▸ DATA EXCERPTS:
..........

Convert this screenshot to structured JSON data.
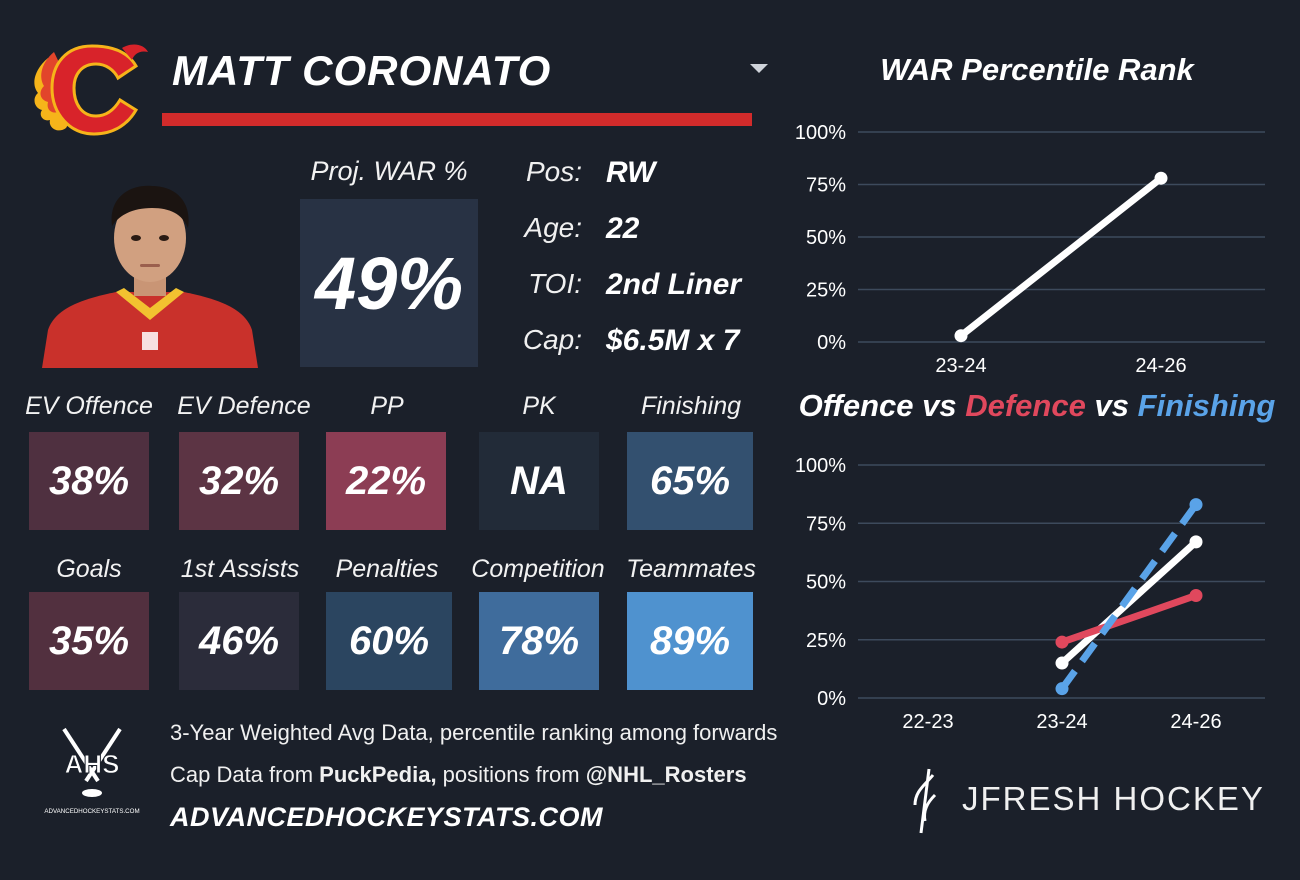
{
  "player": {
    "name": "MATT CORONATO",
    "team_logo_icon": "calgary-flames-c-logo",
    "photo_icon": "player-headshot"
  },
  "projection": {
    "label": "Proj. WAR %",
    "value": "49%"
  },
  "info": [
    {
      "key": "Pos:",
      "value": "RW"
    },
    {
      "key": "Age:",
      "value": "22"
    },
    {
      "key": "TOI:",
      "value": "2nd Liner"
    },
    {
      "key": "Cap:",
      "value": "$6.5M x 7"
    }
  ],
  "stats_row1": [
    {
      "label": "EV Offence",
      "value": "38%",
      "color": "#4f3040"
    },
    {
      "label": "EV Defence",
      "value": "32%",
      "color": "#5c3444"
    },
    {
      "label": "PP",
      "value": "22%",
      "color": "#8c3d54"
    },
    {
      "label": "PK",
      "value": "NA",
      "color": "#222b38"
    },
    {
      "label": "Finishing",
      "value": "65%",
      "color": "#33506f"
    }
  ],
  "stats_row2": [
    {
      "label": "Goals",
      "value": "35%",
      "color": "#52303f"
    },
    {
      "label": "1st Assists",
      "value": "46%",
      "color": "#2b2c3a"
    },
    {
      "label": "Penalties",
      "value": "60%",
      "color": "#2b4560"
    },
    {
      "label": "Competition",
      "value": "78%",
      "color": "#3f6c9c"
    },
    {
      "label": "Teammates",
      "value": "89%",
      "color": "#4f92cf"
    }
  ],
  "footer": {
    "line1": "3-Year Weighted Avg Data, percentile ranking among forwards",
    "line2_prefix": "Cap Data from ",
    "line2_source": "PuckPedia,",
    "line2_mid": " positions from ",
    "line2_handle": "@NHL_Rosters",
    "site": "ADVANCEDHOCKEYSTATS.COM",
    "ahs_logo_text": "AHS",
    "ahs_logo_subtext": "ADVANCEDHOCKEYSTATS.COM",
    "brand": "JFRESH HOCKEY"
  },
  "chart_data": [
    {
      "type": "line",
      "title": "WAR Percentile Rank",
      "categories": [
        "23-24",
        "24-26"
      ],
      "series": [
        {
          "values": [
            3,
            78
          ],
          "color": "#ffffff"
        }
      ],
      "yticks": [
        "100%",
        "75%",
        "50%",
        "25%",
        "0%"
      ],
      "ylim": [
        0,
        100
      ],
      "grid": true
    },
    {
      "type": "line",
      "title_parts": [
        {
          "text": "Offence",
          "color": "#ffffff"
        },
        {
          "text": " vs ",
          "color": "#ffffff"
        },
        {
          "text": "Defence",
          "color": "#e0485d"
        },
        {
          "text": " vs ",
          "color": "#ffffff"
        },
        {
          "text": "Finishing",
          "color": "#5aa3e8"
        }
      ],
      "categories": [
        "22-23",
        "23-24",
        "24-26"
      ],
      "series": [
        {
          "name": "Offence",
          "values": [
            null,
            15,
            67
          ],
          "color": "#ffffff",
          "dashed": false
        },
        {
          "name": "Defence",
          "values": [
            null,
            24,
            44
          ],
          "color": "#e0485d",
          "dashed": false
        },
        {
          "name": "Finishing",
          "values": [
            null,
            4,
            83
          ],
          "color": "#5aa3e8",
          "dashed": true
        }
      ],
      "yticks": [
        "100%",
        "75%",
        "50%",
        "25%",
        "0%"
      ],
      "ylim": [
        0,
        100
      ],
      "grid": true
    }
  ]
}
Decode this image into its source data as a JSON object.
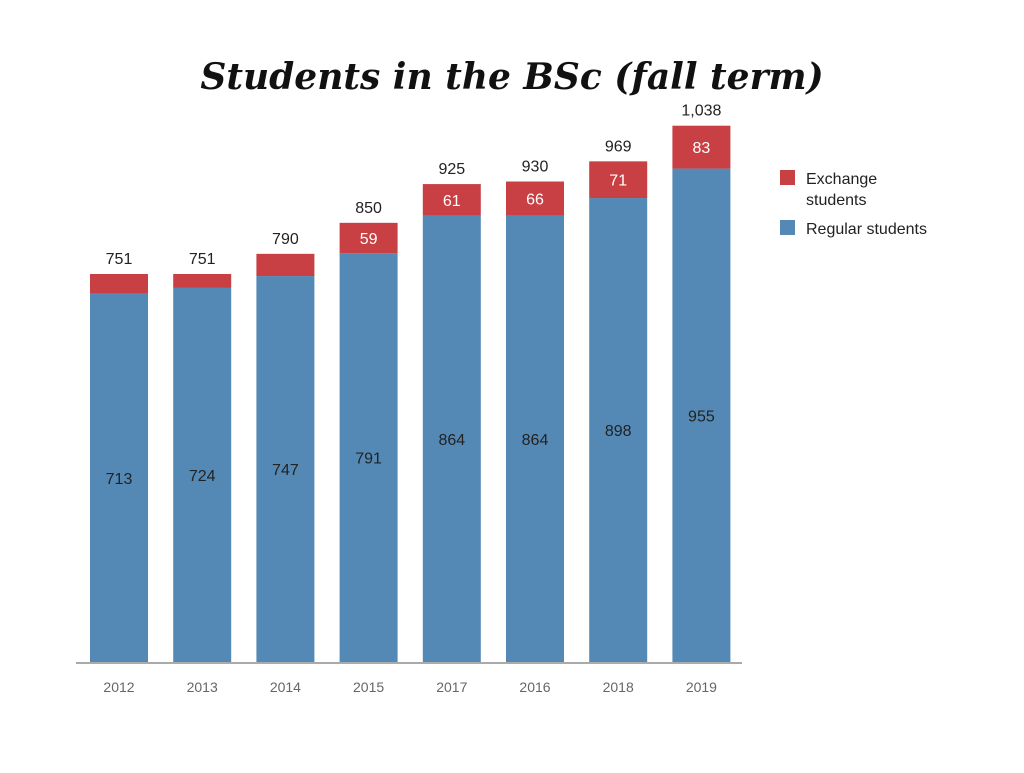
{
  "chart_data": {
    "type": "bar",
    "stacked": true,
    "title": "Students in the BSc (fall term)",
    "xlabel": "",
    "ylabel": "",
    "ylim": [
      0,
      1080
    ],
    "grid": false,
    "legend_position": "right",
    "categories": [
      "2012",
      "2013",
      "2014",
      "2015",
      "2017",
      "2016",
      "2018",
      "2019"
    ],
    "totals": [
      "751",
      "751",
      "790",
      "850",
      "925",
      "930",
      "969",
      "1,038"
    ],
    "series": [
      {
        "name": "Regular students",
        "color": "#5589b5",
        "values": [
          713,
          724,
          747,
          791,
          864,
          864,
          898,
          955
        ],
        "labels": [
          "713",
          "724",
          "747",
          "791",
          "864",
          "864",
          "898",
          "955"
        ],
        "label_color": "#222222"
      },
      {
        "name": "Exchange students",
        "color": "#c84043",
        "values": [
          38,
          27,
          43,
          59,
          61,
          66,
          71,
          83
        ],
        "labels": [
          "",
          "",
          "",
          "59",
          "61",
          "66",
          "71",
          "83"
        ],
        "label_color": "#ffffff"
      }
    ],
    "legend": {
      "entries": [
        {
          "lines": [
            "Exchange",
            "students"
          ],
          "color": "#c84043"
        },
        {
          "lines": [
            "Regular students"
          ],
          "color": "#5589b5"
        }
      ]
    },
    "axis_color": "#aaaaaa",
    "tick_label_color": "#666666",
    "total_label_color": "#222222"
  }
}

..........

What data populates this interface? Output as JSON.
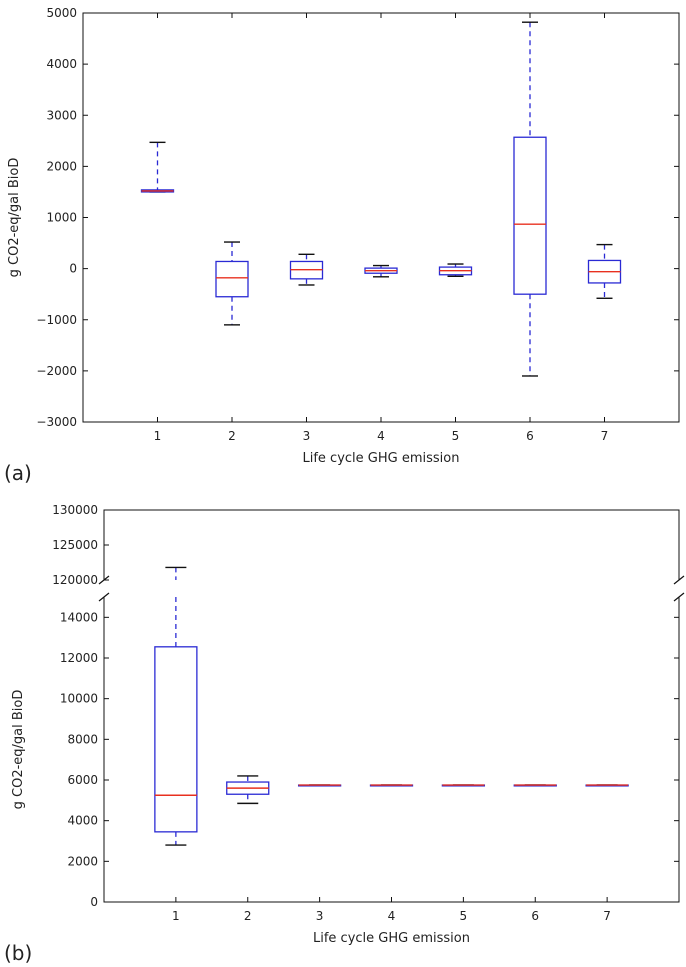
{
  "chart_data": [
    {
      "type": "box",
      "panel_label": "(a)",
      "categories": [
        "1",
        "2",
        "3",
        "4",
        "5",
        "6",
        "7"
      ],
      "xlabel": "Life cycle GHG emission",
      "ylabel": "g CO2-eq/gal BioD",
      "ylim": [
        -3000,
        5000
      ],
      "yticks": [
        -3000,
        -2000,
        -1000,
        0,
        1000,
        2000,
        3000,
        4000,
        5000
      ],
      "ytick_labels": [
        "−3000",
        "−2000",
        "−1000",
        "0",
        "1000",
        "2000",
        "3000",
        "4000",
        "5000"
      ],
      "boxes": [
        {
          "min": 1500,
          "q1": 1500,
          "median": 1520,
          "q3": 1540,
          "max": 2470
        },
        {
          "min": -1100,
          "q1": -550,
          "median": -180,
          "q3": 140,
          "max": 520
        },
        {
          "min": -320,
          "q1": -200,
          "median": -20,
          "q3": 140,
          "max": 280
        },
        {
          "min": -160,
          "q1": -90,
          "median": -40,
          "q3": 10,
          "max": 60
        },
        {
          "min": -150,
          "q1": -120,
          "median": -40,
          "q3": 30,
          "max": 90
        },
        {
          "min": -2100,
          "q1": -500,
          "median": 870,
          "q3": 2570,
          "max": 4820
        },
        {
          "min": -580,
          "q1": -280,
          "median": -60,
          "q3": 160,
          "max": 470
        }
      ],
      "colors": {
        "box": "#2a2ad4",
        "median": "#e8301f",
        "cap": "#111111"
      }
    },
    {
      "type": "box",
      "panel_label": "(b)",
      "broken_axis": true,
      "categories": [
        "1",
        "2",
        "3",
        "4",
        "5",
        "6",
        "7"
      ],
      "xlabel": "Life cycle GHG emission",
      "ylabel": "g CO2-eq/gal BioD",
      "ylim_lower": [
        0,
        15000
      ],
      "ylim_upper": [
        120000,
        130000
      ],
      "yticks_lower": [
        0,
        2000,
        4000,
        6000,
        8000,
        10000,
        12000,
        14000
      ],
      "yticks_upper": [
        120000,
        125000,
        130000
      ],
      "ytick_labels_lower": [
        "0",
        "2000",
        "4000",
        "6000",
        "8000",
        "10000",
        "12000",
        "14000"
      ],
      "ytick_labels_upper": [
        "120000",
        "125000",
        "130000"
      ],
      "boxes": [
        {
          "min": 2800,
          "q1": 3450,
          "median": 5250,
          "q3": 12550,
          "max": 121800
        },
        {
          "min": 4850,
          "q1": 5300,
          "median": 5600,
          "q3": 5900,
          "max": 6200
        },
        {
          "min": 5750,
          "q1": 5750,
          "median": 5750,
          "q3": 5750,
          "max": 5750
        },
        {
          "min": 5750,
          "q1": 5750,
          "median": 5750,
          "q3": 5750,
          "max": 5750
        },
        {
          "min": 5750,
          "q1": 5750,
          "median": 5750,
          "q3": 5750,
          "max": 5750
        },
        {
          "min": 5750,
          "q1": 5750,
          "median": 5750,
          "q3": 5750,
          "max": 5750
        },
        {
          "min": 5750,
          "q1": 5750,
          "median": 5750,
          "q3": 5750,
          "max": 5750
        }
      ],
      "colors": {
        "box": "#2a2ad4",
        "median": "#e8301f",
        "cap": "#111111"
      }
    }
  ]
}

..........

▸ BRIEF: In the records above, tally the lines where the word "this" appears, and give the number and nothing else.

▸ EXERCISE ANSWER: 3